* **DATA EXTRACT**

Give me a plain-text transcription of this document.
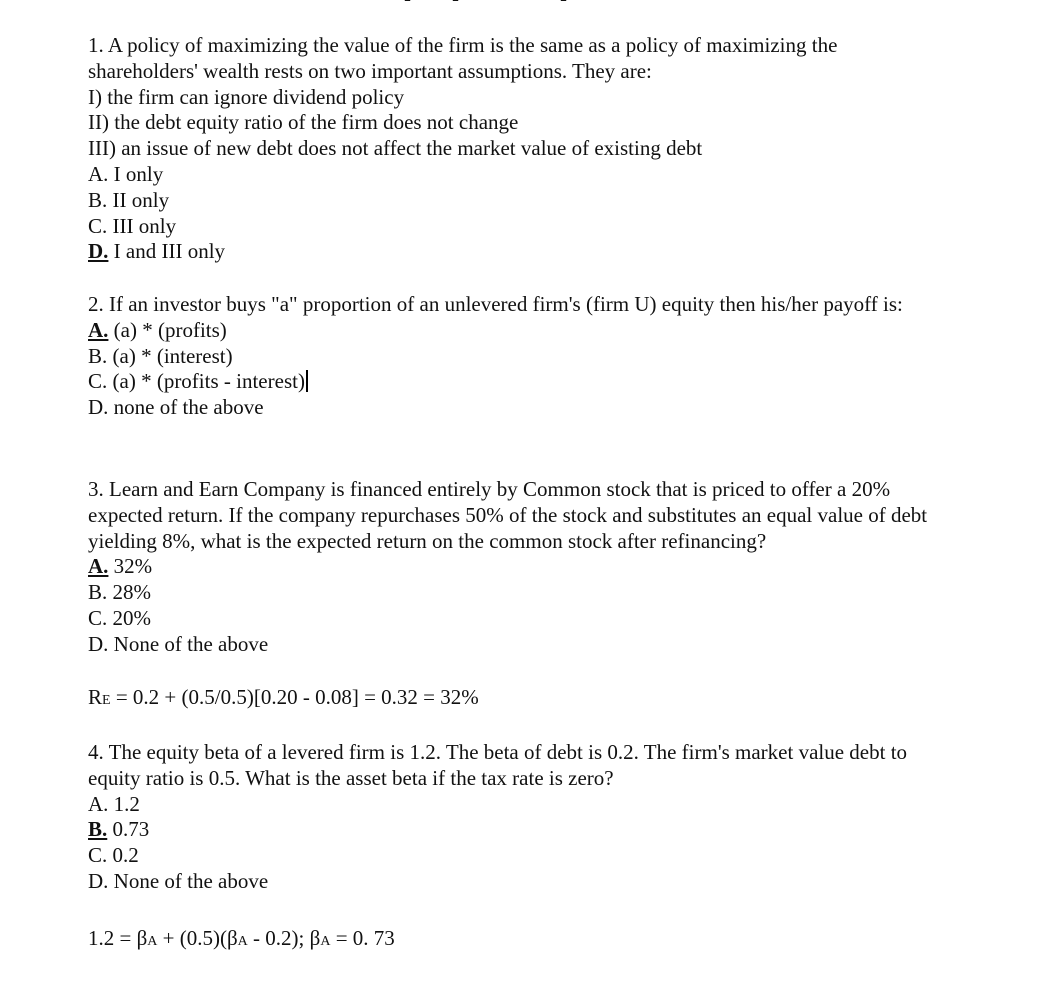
1. A policy of maximizing the value of the firm is the same as a policy of maximizing the shareholders' wealth rests on two important assumptions. They are:
I) the firm can ignore dividend policy
II) the debt equity ratio of the firm does not change
III) an issue of new debt does not affect the market value of existing debt
A. I only
B. II only
C. III only
D. I and III only
2. If an investor buys "a" proportion of an unlevered firm's (firm U) equity then his/her payoff is:
A. (a) * (profits)
B. (a) * (interest)
C. (a) * (profits - interest)
D. none of the above
3. Learn and Earn Company is financed entirely by Common stock that is priced to offer a 20% expected return. If the company repurchases 50% of the stock and substitutes an equal value of debt yielding 8%, what is the expected return on the common stock after refinancing?
A. 32%
B. 28%
C. 20%
D. None of the above
RE = 0.2 + (0.5/0.5)[0.20 - 0.08] = 0.32 = 32%
4. The equity beta of a levered firm is 1.2. The beta of debt is 0.2. The firm's market value debt to equity ratio is 0.5. What is the asset beta if the tax rate is zero?
A. 1.2
B. 0.73
C. 0.2
D. None of the above
1.2 = βA + (0.5)(βA - 0.2); βA = 0. 73
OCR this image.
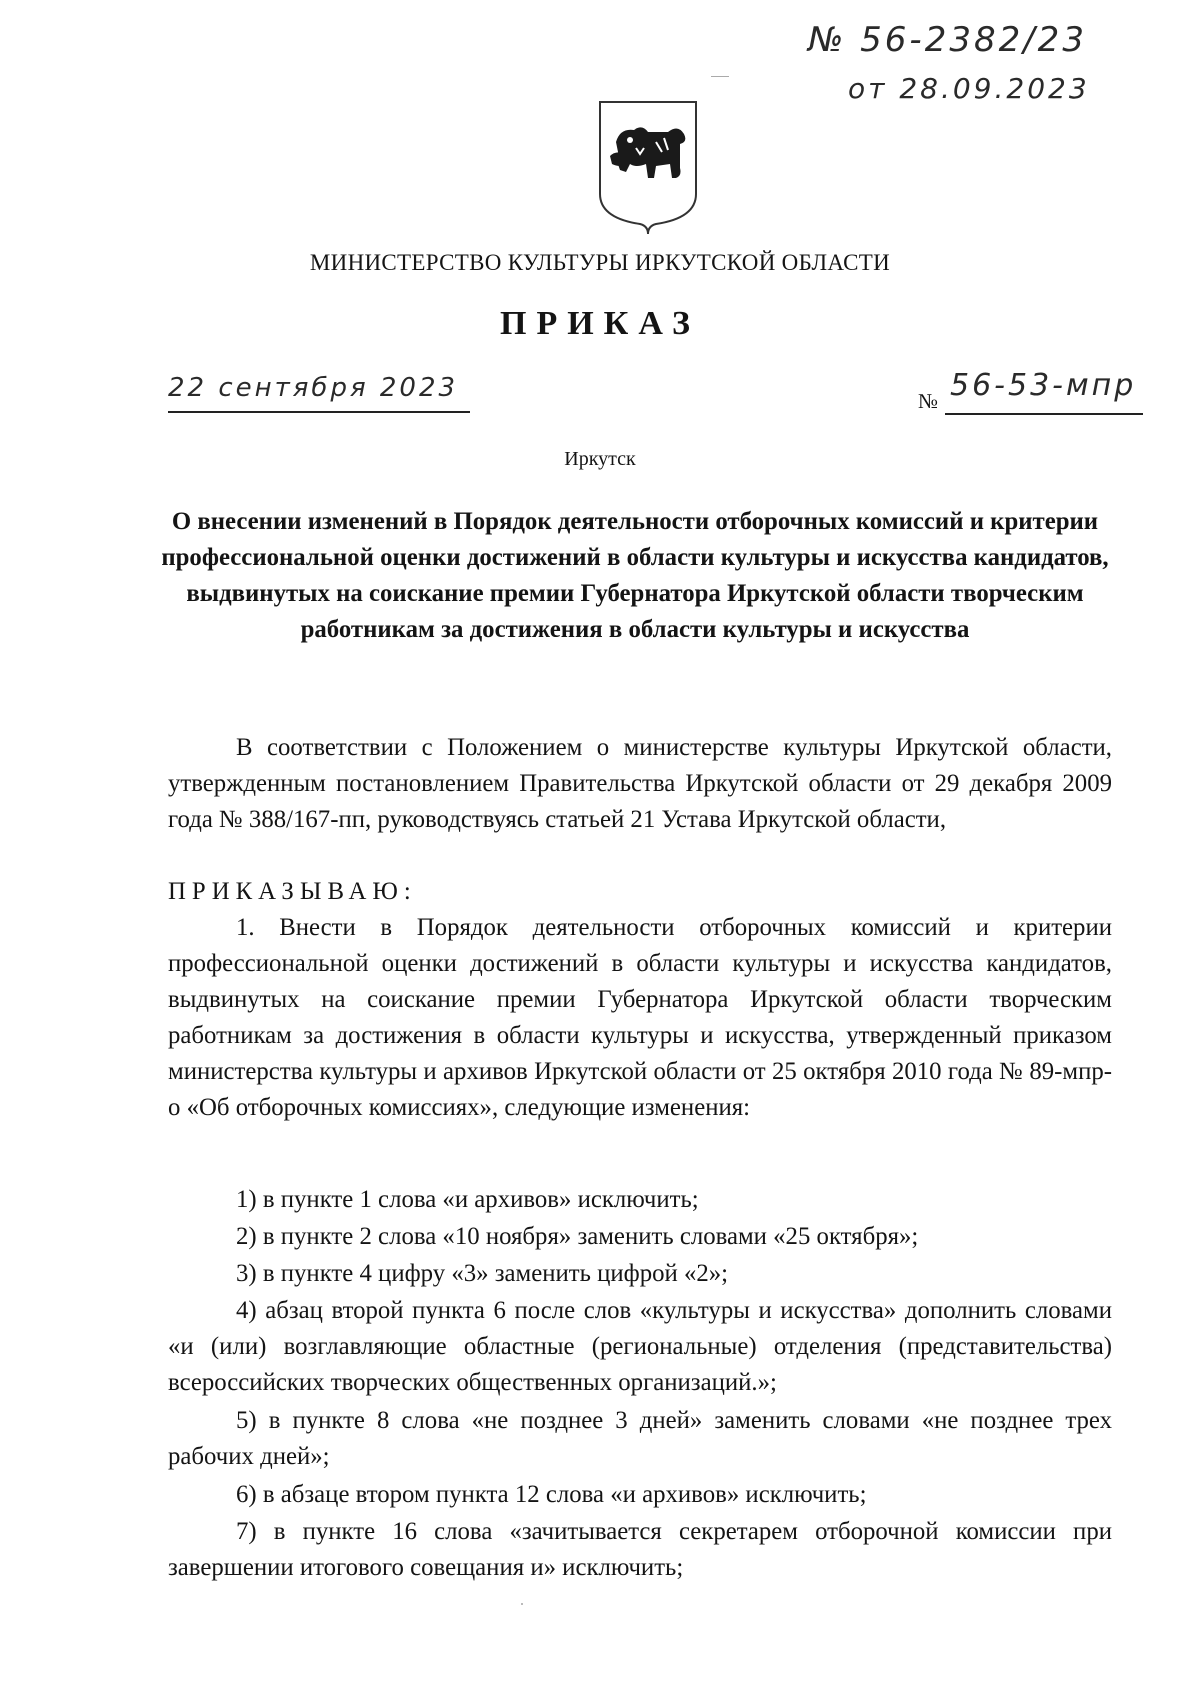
№ 56-2382/23
от 28.09.2023
МИНИСТЕРСТВО КУЛЬТУРЫ ИРКУТСКОЙ ОБЛАСТИ
ПРИКАЗ
22 сентября 2023	№ 56-53-мпр
Иркутск
О внесении изменений в Порядок деятельности отборочных комиссий и критерии профессиональной оценки достижений в области культуры и искусства кандидатов, выдвинутых на соискание премии Губернатора Иркутской области творческим работникам за достижения в области культуры и искусства
В соответствии с Положением о министерстве культуры Иркутской области, утвержденным постановлением Правительства Иркутской области от 29 декабря 2009 года № 388/167-пп, руководствуясь статьей 21 Устава Иркутской области,
ПРИКАЗЫВАЮ:
1. Внести в Порядок деятельности отборочных комиссий и критерии профессиональной оценки достижений в области культуры и искусства кандидатов, выдвинутых на соискание премии Губернатора Иркутской области творческим работникам за достижения в области культуры и искусства, утвержденный приказом министерства культуры и архивов Иркутской области от 25 октября 2010 года № 89-мпр-о «Об отборочных комиссиях», следующие изменения:
1) в пункте 1 слова «и архивов» исключить;
2) в пункте 2 слова «10 ноября» заменить словами «25 октября»;
3) в пункте 4 цифру «3» заменить цифрой «2»;
4) абзац второй пункта 6 после слов «культуры и искусства» дополнить словами «и (или) возглавляющие областные (региональные) отделения (представительства) всероссийских творческих общественных организаций.»;
5) в пункте 8 слова «не позднее 3 дней» заменить словами «не позднее трех рабочих дней»;
6) в абзаце втором пункта 12 слова «и архивов» исключить;
7) в пункте 16 слова «зачитывается секретарем отборочной комиссии при завершении итогового совещания и» исключить;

* **WRITTEN EXERCISE**
Look through the entries and work out how many lines have the word "policy" in them; reply with that number only.

* **TASK OUTPUT**
2